Collection entries:
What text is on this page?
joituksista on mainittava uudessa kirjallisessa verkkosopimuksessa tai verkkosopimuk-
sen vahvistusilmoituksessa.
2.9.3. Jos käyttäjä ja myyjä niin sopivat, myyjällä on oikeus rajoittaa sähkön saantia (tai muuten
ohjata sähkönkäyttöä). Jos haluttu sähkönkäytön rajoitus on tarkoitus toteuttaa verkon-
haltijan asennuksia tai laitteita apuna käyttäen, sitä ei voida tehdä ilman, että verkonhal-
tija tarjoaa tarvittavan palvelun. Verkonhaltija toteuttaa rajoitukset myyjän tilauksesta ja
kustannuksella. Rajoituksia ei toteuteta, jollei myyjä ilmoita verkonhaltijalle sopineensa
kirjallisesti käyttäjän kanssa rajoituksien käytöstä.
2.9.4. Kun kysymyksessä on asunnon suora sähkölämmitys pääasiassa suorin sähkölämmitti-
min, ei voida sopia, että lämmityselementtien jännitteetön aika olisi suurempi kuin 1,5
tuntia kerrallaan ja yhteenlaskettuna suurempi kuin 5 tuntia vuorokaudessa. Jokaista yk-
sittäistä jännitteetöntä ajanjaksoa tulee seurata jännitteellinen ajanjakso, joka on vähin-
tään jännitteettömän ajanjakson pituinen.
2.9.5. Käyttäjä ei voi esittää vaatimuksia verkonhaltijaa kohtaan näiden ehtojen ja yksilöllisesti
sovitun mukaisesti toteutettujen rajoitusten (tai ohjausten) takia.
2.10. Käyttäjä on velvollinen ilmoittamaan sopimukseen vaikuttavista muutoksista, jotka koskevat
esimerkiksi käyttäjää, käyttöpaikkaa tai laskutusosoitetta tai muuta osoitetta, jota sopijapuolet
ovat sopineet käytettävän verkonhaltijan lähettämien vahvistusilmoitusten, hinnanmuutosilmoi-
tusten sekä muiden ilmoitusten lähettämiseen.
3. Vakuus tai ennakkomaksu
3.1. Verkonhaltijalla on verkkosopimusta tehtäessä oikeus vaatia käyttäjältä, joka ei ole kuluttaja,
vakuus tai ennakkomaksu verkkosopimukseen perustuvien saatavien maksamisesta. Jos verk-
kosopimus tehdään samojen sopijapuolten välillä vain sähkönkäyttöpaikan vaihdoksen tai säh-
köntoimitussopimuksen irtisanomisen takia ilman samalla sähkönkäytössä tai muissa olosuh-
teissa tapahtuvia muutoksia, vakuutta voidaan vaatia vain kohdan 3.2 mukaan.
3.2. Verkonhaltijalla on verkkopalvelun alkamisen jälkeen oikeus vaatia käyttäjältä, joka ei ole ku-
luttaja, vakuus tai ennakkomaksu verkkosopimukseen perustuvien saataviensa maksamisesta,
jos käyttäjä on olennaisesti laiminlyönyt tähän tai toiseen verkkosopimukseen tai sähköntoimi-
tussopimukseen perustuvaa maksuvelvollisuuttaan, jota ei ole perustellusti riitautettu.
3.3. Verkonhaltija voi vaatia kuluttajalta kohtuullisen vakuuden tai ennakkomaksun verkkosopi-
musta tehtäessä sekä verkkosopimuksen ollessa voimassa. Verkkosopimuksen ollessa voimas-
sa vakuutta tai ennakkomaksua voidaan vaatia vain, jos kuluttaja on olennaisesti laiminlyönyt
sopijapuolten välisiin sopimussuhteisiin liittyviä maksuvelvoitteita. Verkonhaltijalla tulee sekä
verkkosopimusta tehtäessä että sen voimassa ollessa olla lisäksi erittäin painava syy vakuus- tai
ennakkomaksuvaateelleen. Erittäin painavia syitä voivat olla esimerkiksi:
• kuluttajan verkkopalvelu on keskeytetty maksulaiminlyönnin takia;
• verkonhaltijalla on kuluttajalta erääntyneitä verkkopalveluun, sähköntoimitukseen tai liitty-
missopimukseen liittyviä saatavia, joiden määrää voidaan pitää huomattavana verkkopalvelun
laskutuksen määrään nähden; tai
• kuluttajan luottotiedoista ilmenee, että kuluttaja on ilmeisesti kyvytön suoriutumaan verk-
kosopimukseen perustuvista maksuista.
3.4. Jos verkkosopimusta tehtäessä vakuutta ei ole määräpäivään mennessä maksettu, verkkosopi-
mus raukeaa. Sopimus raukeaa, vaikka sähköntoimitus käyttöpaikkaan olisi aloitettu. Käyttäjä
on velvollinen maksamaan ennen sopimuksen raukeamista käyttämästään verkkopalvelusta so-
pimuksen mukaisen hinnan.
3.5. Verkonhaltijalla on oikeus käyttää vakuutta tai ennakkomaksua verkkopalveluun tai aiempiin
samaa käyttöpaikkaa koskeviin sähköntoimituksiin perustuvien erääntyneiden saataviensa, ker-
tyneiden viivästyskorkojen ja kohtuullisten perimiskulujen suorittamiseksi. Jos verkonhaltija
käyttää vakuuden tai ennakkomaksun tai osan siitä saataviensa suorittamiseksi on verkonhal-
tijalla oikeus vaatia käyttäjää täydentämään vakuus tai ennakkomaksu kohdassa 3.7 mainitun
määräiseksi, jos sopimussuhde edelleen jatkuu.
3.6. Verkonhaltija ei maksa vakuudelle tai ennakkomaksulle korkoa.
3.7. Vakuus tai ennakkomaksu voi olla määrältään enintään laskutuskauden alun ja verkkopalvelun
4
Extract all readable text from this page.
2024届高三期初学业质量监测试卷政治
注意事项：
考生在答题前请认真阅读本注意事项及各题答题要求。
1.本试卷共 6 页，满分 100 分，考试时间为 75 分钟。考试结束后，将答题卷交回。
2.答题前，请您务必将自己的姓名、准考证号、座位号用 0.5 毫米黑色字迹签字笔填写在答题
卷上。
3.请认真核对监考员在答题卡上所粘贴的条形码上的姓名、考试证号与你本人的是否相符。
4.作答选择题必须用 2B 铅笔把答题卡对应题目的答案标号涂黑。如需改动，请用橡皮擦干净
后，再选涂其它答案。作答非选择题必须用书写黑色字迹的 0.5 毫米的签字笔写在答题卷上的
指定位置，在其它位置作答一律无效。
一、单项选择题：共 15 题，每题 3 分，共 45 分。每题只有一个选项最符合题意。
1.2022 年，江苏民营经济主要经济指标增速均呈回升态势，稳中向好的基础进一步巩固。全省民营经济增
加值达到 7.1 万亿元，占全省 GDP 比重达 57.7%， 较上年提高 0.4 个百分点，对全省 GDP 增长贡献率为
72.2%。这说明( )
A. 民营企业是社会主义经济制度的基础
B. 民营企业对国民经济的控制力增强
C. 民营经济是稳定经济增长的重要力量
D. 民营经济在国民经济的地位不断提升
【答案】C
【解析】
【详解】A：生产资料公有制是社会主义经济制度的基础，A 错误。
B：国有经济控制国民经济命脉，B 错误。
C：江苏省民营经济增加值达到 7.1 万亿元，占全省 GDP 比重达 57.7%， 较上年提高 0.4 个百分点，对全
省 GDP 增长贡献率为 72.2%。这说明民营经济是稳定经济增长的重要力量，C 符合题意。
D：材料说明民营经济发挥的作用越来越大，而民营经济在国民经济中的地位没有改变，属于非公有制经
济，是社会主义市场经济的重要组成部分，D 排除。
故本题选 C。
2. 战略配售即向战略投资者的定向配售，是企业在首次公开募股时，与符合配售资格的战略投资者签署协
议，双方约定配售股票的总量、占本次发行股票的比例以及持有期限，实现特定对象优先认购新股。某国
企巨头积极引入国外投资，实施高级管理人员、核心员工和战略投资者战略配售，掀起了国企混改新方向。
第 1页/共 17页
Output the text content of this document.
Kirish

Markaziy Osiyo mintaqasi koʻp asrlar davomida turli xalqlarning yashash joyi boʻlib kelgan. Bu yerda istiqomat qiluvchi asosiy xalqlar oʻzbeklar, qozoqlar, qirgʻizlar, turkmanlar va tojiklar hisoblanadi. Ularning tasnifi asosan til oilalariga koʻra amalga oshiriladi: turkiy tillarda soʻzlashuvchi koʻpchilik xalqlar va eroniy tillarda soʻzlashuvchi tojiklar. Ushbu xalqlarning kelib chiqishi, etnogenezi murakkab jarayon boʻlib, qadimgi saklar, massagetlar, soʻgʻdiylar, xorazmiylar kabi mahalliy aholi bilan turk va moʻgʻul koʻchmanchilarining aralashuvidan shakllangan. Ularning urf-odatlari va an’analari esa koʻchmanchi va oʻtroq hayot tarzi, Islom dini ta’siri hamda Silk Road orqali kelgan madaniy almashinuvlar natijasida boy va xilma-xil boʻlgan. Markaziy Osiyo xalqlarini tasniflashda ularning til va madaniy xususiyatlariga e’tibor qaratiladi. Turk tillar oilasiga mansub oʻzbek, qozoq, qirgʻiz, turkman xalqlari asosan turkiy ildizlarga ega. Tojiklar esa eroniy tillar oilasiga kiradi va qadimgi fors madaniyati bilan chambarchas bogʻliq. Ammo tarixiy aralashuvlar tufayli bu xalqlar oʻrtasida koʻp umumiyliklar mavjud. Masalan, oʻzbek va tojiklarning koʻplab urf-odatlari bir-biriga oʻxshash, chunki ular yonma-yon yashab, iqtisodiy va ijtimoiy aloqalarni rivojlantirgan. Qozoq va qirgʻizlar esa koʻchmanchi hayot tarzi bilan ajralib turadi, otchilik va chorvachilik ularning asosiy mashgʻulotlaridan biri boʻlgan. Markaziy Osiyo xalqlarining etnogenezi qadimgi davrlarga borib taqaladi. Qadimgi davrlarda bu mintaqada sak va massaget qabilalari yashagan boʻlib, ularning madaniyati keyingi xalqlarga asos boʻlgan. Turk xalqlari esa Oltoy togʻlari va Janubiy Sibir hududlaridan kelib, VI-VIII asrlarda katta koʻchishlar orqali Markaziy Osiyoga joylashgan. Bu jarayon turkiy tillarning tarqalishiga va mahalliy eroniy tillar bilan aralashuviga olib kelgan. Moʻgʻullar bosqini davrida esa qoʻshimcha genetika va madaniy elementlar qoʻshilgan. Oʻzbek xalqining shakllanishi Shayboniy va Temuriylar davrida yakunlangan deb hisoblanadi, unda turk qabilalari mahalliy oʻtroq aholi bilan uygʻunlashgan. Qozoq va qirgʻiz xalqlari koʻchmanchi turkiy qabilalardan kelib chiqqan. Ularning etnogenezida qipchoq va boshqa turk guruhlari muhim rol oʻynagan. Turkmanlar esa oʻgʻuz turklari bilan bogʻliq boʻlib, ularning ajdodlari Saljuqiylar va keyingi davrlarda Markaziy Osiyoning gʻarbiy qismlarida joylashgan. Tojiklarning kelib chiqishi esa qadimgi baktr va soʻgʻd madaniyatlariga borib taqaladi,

INSTRUCTIONS FOR THE TASK:
Search the data above for the string "个百分点" and return every line that has it.

RESPONSE TO THIS TASK:
加值达到 7.1 万亿元，占全省 GDP 比重达 57.7%， 较上年提高 0.4 个百分点，对全省 GDP 增长贡献率为
C：江苏省民营经济增加值达到 7.1 万亿元，占全省 GDP 比重达 57.7%， 较上年提高 0.4 个百分点，对全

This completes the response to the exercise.